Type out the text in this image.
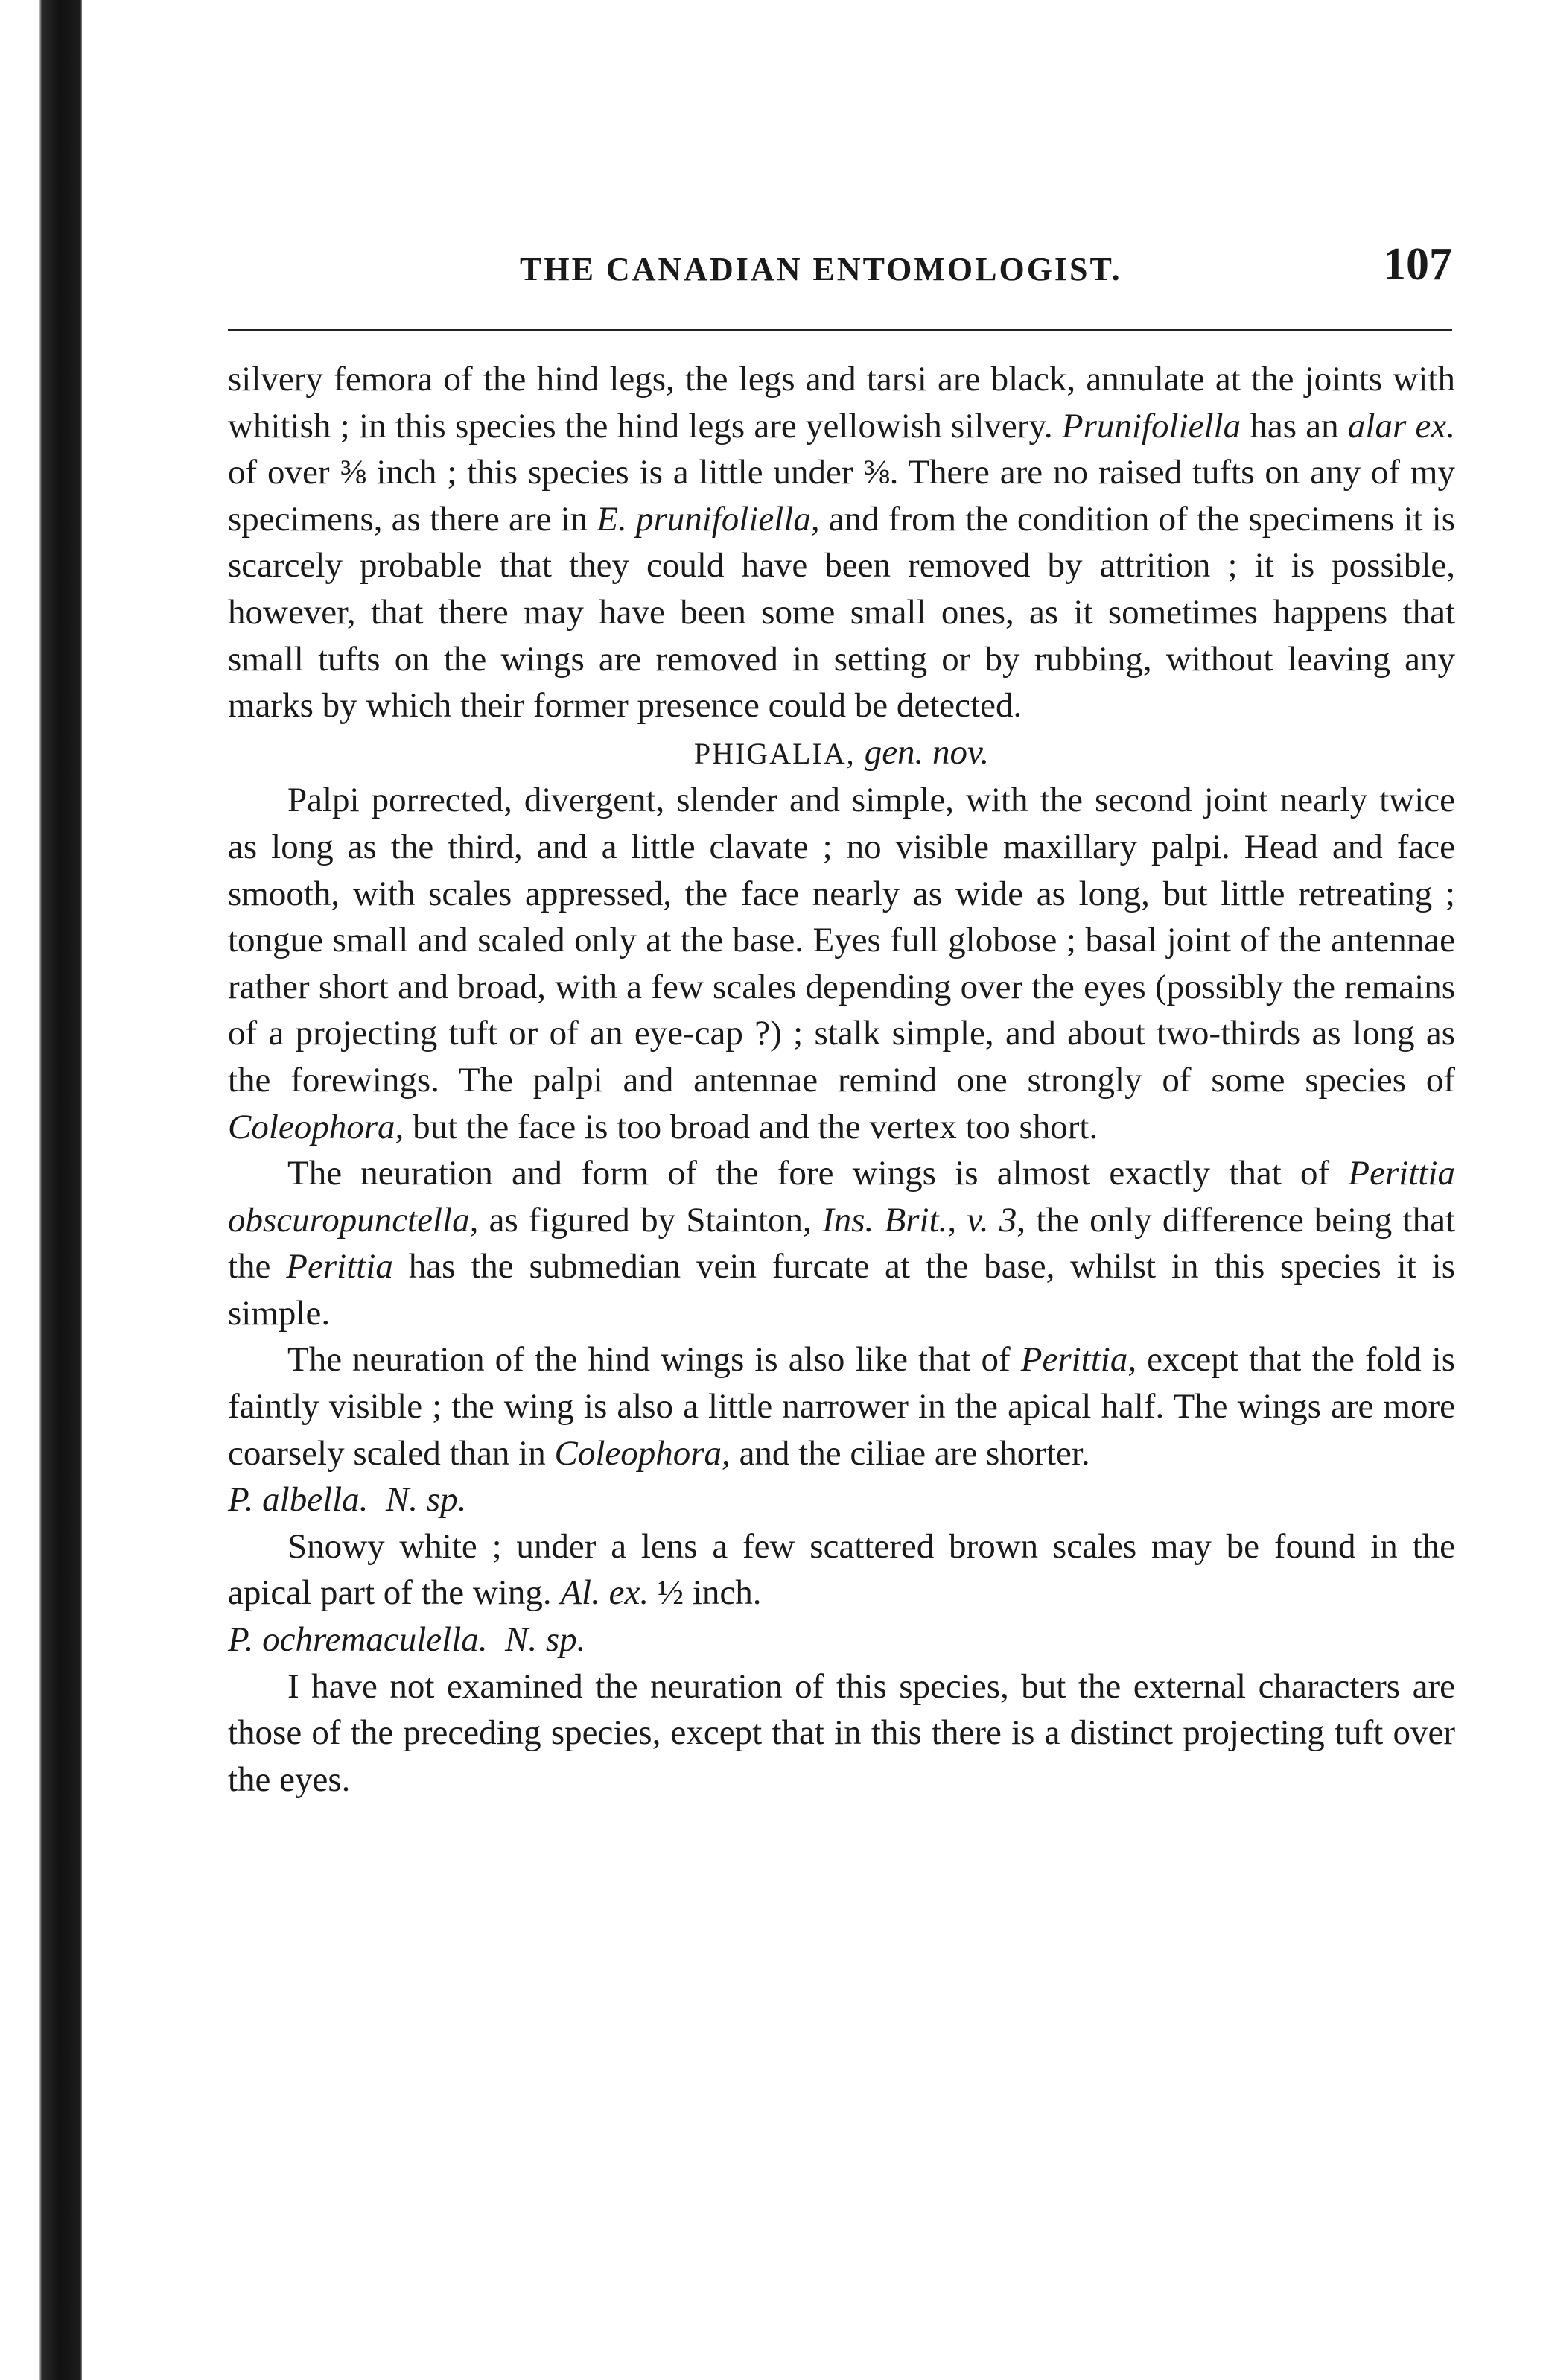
THE CANADIAN ENTOMOLOGIST.	107

silvery femora of the hind legs, the legs and tarsi are black, annulate at the joints with whitish ; in this species the hind legs are yellowish silvery. Prunifoliella has an alar ex. of over ⅜ inch ; this species is a little under ⅜. There are no raised tufts on any of my specimens, as there are in E. prunifoliella, and from the condition of the specimens it is scarcely probable that they could have been removed by attrition ; it is possible, however, that there may have been some small ones, as it sometimes happens that small tufts on the wings are removed in setting or by rubbing, without leaving any marks by which their former presence could be detected.

PHIGALIA, gen. nov.

Palpi porrected, divergent, slender and simple, with the second joint nearly twice as long as the third, and a little clavate ; no visible maxillary palpi. Head and face smooth, with scales appressed, the face nearly as wide as long, but little retreating ; tongue small and scaled only at the base. Eyes full globose ; basal joint of the antennae rather short and broad, with a few scales depending over the eyes (possibly the remains of a projecting tuft or of an eye-cap ?) ; stalk simple, and about two-thirds as long as the forewings. The palpi and antennae remind one strongly of some species of Coleophora, but the face is too broad and the vertex too short.

The neuration and form of the fore wings is almost exactly that of Perittia obscuropunctella, as figured by Stainton, Ins. Brit., v. 3, the only difference being that the Perittia has the submedian vein furcate at the base, whilst in this species it is simple.

The neuration of the hind wings is also like that of Perittia, except that the fold is faintly visible ; the wing is also a little narrower in the apical half. The wings are more coarsely scaled than in Coleophora, and the ciliae are shorter.

P. albella. N. sp.

Snowy white ; under a lens a few scattered brown scales may be found in the apical part of the wing. Al. ex. ½ inch.

P. ochremaculella. N. sp.

I have not examined the neuration of this species, but the external characters are those of the preceding species, except that in this there is a distinct projecting tuft over the eyes.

____________________

Your job is to transcribe the entries above exactly; skip the pictures.

Type out the text in this image.
THE CANADIAN ENTOMOLOGIST.	107

silvery femora of the hind legs, the legs and tarsi are black, annulate at the joints with whitish ; in this species the hind legs are yellowish silvery. Prunifoliella has an alar ex. of over ⅜ inch ; this species is a little under ⅜. There are no raised tufts on any of my specimens, as there are in E. prunifoliella, and from the condition of the specimens it is scarcely probable that they could have been removed by attrition ; it is possible, however, that there may have been some small ones, as it sometimes happens that small tufts on the wings are removed in setting or by rubbing, without leaving any marks by which their former presence could be detected.

PHIGALIA, gen. nov.

Palpi porrected, divergent, slender and simple, with the second joint nearly twice as long as the third, and a little clavate ; no visible maxillary palpi. Head and face smooth, with scales appressed, the face nearly as wide as long, but little retreating ; tongue small and scaled only at the base. Eyes full globose ; basal joint of the antennae rather short and broad, with a few scales depending over the eyes (possibly the remains of a projecting tuft or of an eye-cap ?) ; stalk simple, and about two-thirds as long as the forewings. The palpi and antennae remind one strongly of some species of Coleophora, but the face is too broad and the vertex too short.

The neuration and form of the fore wings is almost exactly that of Perittia obscuropunctella, as figured by Stainton, Ins. Brit., v. 3, the only difference being that the Perittia has the submedian vein furcate at the base, whilst in this species it is simple.

The neuration of the hind wings is also like that of Perittia, except that the fold is faintly visible ; the wing is also a little narrower in the apical half. The wings are more coarsely scaled than in Coleophora, and the ciliae are shorter.

P. albella. N. sp.

Snowy white ; under a lens a few scattered brown scales may be found in the apical part of the wing. Al. ex. ½ inch.

P. ochremaculella. N. sp.

I have not examined the neuration of this species, but the external characters are those of the preceding species, except that in this there is a distinct projecting tuft over the eyes.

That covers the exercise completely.